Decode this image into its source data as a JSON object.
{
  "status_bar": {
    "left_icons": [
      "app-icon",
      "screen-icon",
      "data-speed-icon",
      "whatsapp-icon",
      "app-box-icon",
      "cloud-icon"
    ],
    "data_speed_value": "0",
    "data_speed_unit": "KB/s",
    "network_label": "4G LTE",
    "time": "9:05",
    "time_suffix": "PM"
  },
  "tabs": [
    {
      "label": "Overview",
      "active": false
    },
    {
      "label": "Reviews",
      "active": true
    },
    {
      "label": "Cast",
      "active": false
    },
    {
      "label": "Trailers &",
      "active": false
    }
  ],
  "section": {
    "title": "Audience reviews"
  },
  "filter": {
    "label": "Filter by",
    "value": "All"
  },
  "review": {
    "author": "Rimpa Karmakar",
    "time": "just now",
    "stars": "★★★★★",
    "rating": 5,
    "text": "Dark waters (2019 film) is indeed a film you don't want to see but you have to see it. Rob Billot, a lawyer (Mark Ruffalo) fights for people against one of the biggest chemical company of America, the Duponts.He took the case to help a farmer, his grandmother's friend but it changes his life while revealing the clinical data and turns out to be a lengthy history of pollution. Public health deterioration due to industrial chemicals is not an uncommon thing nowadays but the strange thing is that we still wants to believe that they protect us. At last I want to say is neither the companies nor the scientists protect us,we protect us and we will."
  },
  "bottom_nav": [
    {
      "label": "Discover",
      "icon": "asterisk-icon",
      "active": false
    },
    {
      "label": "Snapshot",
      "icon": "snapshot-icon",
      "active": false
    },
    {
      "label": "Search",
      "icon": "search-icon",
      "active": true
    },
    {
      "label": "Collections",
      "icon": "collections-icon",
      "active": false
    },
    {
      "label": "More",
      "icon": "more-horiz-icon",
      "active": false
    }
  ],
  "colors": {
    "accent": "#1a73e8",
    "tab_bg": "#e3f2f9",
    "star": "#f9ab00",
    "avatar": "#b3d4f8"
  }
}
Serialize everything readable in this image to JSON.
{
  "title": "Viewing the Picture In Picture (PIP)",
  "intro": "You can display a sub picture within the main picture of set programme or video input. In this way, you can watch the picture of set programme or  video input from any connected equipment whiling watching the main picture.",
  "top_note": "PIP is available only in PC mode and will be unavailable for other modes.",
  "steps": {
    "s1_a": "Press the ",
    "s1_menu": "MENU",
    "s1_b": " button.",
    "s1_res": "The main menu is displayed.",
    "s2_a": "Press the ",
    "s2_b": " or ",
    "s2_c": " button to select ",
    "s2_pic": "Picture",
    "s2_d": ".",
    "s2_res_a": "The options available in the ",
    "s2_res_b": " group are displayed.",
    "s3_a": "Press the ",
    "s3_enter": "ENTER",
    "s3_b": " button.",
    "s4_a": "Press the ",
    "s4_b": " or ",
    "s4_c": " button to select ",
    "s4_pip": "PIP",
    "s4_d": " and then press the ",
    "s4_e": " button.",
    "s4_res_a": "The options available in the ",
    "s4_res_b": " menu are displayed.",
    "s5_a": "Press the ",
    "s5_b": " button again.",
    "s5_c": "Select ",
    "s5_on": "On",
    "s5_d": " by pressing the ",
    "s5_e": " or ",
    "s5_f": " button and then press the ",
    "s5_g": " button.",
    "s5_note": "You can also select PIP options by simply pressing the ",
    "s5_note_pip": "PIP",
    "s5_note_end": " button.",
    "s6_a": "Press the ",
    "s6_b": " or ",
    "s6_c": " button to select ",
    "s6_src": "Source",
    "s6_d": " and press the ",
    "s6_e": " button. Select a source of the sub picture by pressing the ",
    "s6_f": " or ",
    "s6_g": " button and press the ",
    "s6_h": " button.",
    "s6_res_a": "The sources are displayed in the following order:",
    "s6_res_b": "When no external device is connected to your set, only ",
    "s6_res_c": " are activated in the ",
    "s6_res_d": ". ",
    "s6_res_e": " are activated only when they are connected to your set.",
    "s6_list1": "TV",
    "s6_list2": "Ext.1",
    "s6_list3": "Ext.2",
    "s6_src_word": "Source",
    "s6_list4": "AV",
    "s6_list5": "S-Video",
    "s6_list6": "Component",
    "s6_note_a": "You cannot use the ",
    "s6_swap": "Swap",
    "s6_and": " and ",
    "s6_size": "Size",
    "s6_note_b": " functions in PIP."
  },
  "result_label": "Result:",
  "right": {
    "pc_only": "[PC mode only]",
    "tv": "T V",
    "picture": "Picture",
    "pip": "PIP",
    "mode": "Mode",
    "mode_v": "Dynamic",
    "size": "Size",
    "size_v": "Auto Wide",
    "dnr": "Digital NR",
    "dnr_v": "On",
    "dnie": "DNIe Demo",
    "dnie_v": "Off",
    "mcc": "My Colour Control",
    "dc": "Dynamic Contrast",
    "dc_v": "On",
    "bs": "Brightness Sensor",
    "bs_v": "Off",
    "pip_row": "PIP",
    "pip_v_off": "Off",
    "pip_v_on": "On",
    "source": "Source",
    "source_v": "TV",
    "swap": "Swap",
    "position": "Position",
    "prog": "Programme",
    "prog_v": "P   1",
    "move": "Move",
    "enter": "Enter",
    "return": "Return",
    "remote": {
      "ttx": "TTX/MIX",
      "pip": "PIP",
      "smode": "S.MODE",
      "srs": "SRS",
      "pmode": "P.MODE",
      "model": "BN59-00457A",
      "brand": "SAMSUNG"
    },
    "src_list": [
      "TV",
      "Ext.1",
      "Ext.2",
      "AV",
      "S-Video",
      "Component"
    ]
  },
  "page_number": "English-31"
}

———

> [Exercise]:
Copy out the material above in its entirety. Every detail must match.

> [Solution for this exercise]:
Decode this image into its source data as a JSON object.
{
  "status_bar": {
    "left_icons": [
      "app-icon",
      "screen-icon",
      "data-speed-icon",
      "whatsapp-icon",
      "app-box-icon",
      "cloud-icon"
    ],
    "data_speed_value": "0",
    "data_speed_unit": "KB/s",
    "network_label": "4G LTE",
    "time": "9:05",
    "time_suffix": "PM"
  },
  "tabs": [
    {
      "label": "Overview",
      "active": false
    },
    {
      "label": "Reviews",
      "active": true
    },
    {
      "label": "Cast",
      "active": false
    },
    {
      "label": "Trailers &",
      "active": false
    }
  ],
  "section": {
    "title": "Audience reviews"
  },
  "filter": {
    "label": "Filter by",
    "value": "All"
  },
  "review": {
    "author": "Rimpa Karmakar",
    "time": "just now",
    "stars": "★★★★★",
    "rating": 5,
    "text": "Dark waters (2019 film) is indeed a film you don't want to see but you have to see it. Rob Billot, a lawyer (Mark Ruffalo) fights for people against one of the biggest chemical company of America, the Duponts.He took the case to help a farmer, his grandmother's friend but it changes his life while revealing the clinical data and turns out to be a lengthy history of pollution. Public health deterioration due to industrial chemicals is not an uncommon thing nowadays but the strange thing is that we still wants to believe that they protect us. At last I want to say is neither the companies nor the scientists protect us,we protect us and we will."
  },
  "bottom_nav": [
    {
      "label": "Discover",
      "icon": "asterisk-icon",
      "active": false
    },
    {
      "label": "Snapshot",
      "icon": "snapshot-icon",
      "active": false
    },
    {
      "label": "Search",
      "icon": "search-icon",
      "active": true
    },
    {
      "label": "Collections",
      "icon": "collections-icon",
      "active": false
    },
    {
      "label": "More",
      "icon": "more-horiz-icon",
      "active": false
    }
  ],
  "colors": {
    "accent": "#1a73e8",
    "tab_bg": "#e3f2f9",
    "star": "#f9ab00",
    "avatar": "#b3d4f8"
  }
}
Serialize everything readable in this image to JSON.
{
  "title": "Viewing the Picture In Picture (PIP)",
  "intro": "You can display a sub picture within the main picture of set programme or video input. In this way, you can watch the picture of set programme or  video input from any connected equipment whiling watching the main picture.",
  "top_note": "PIP is available only in PC mode and will be unavailable for other modes.",
  "steps": {
    "s1_a": "Press the ",
    "s1_menu": "MENU",
    "s1_b": " button.",
    "s1_res": "The main menu is displayed.",
    "s2_a": "Press the ",
    "s2_b": " or ",
    "s2_c": " button to select ",
    "s2_pic": "Picture",
    "s2_d": ".",
    "s2_res_a": "The options available in the ",
    "s2_res_b": " group are displayed.",
    "s3_a": "Press the ",
    "s3_enter": "ENTER",
    "s3_b": " button.",
    "s4_a": "Press the ",
    "s4_b": " or ",
    "s4_c": " button to select ",
    "s4_pip": "PIP",
    "s4_d": " and then press the ",
    "s4_e": " button.",
    "s4_res_a": "The options available in the ",
    "s4_res_b": " menu are displayed.",
    "s5_a": "Press the ",
    "s5_b": " button again.",
    "s5_c": "Select ",
    "s5_on": "On",
    "s5_d": " by pressing the ",
    "s5_e": " or ",
    "s5_f": " button and then press the ",
    "s5_g": " button.",
    "s5_note": "You can also select PIP options by simply pressing the ",
    "s5_note_pip": "PIP",
    "s5_note_end": " button.",
    "s6_a": "Press the ",
    "s6_b": " or ",
    "s6_c": " button to select ",
    "s6_src": "Source",
    "s6_d": " and press the ",
    "s6_e": " button. Select a source of the sub picture by pressing the ",
    "s6_f": " or ",
    "s6_g": " button and press the ",
    "s6_h": " button.",
    "s6_res_a": "The sources are displayed in the following order:",
    "s6_res_b": "When no external device is connected to your set, only ",
    "s6_res_c": " are activated in the ",
    "s6_res_d": ". ",
    "s6_res_e": " are activated only when they are connected to your set.",
    "s6_list1": "TV",
    "s6_list2": "Ext.1",
    "s6_list3": "Ext.2",
    "s6_src_word": "Source",
    "s6_list4": "AV",
    "s6_list5": "S-Video",
    "s6_list6": "Component",
    "s6_note_a": "You cannot use the ",
    "s6_swap": "Swap",
    "s6_and": " and ",
    "s6_size": "Size",
    "s6_note_b": " functions in PIP."
  },
  "result_label": "Result:",
  "right": {
    "pc_only": "[PC mode only]",
    "tv": "T V",
    "picture": "Picture",
    "pip": "PIP",
    "mode": "Mode",
    "mode_v": "Dynamic",
    "size": "Size",
    "size_v": "Auto Wide",
    "dnr": "Digital NR",
    "dnr_v": "On",
    "dnie": "DNIe Demo",
    "dnie_v": "Off",
    "mcc": "My Colour Control",
    "dc": "Dynamic Contrast",
    "dc_v": "On",
    "bs": "Brightness Sensor",
    "bs_v": "Off",
    "pip_row": "PIP",
    "pip_v_off": "Off",
    "pip_v_on": "On",
    "source": "Source",
    "source_v": "TV",
    "swap": "Swap",
    "position": "Position",
    "prog": "Programme",
    "prog_v": "P   1",
    "move": "Move",
    "enter": "Enter",
    "return": "Return",
    "remote": {
      "ttx": "TTX/MIX",
      "pip": "PIP",
      "smode": "S.MODE",
      "srs": "SRS",
      "pmode": "P.MODE",
      "model": "BN59-00457A",
      "brand": "SAMSUNG"
    },
    "src_list": [
      "TV",
      "Ext.1",
      "Ext.2",
      "AV",
      "S-Video",
      "Component"
    ]
  },
  "page_number": "English-31"
}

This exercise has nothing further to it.